Items from a data source:
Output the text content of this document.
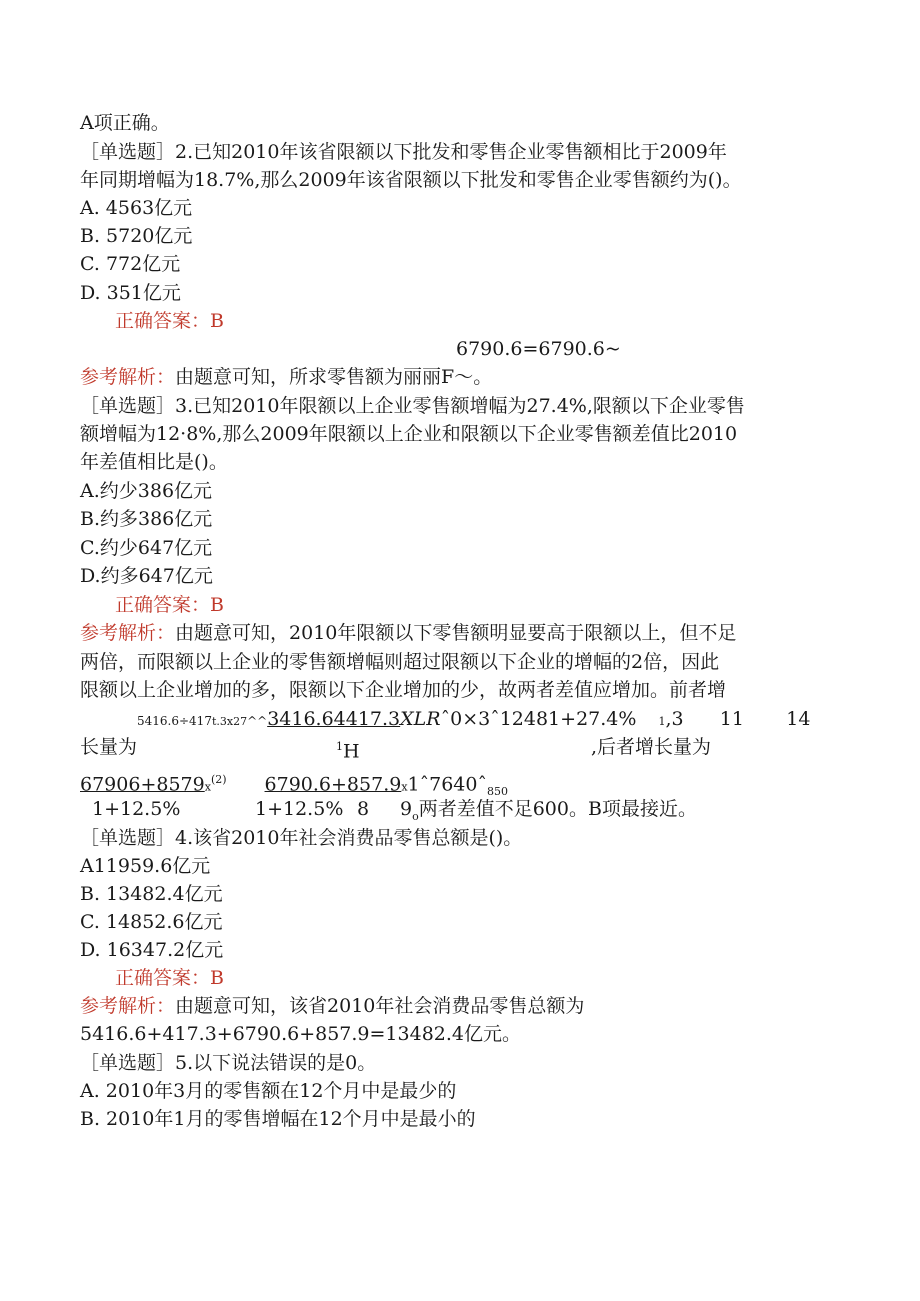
A项正确。
［单选题］2.已知2010年该省限额以下批发和零售企业零售额相比于2009年
年同期增幅为18.7%,那么2009年该省限额以下批发和零售企业零售额约为()。
A. 4563亿元
B. 5720亿元
C. 772亿元
D. 351亿元
正确答案：B
6790.6=6790.6~
参考解析：由题意可知，所求零售额为丽丽F～。
［单选题］3.已知2010年限额以上企业零售额增幅为27.4%,限额以下企业零售
额增幅为12·8%,那么2009年限额以上企业和限额以下企业零售额差值比2010
年差值相比是()。
A.约少386亿元
B.约多386亿元
C.约少647亿元
D.约多647亿元
正确答案：B
参考解析：由题意可知，2010年限额以下零售额明显要高于限额以上，但不足
两倍，而限额以上企业的零售额增幅则超过限额以下企业的增幅的2倍，因此
限额以上企业增加的多，限额以下企业增加的少，故两者差值应增加。前者增
5416.6÷417t.3x27^^3416.64417.3XLRˆ0×3ˆ12481+27.4% 1,3      11       14
长量为	$^1$H	,后者增长量为
$67906+8579x^{(2)}$ 6790.6+857.9x1ˆ7640ˆ$_{850}$
1+12.5%	1+12.5% 8 $9_o$两者差值不足600。B项最接近。
［单选题］4.该省2010年社会消费品零售总额是()。
A11959.6亿元
B. 13482.4亿元
C. 14852.6亿元
D. 16347.2亿元
正确答案：B
参考解析：由题意可知，该省2010年社会消费品零售总额为
5416.6+417.3+6790.6+857.9=13482.4亿元。
［单选题］5.以下说法错误的是0。
A. 2010年3月的零售额在12个月中是最少的
B. 2010年1月的零售增幅在12个月中是最小的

• _What the task requires_: Pictures stay out of the copy; please restate every record above exactly.

• _Solution to this task_:
Output the text content of this document.
A项正确。
［单选题］2.已知2010年该省限额以下批发和零售企业零售额相比于2009年
年同期增幅为18.7%,那么2009年该省限额以下批发和零售企业零售额约为()。
A. 4563亿元
B. 5720亿元
C. 772亿元
D. 351亿元
正确答案：B
6790.6=6790.6~
参考解析：由题意可知，所求零售额为丽丽F～。
［单选题］3.已知2010年限额以上企业零售额增幅为27.4%,限额以下企业零售
额增幅为12·8%,那么2009年限额以上企业和限额以下企业零售额差值比2010
年差值相比是()。
A.约少386亿元
B.约多386亿元
C.约少647亿元
D.约多647亿元
正确答案：B
参考解析：由题意可知，2010年限额以下零售额明显要高于限额以上，但不足
两倍，而限额以上企业的零售额增幅则超过限额以下企业的增幅的2倍，因此
限额以上企业增加的多，限额以下企业增加的少，故两者差值应增加。前者增
5416.6÷417t.3x27^^3416.64417.3XLRˆ0×3ˆ12481+27.4% 1,3      11       14
长量为	$^1$H	,后者增长量为
$67906+8579x^{(2)}$ 6790.6+857.9x1ˆ7640ˆ$_{850}$
1+12.5%	1+12.5% 8 $9_o$两者差值不足600。B项最接近。
［单选题］4.该省2010年社会消费品零售总额是()。
A11959.6亿元
B. 13482.4亿元
C. 14852.6亿元
D. 16347.2亿元
正确答案：B
参考解析：由题意可知，该省2010年社会消费品零售总额为
5416.6+417.3+6790.6+857.9=13482.4亿元。
［单选题］5.以下说法错误的是0。
A. 2010年3月的零售额在12个月中是最少的
B. 2010年1月的零售增幅在12个月中是最小的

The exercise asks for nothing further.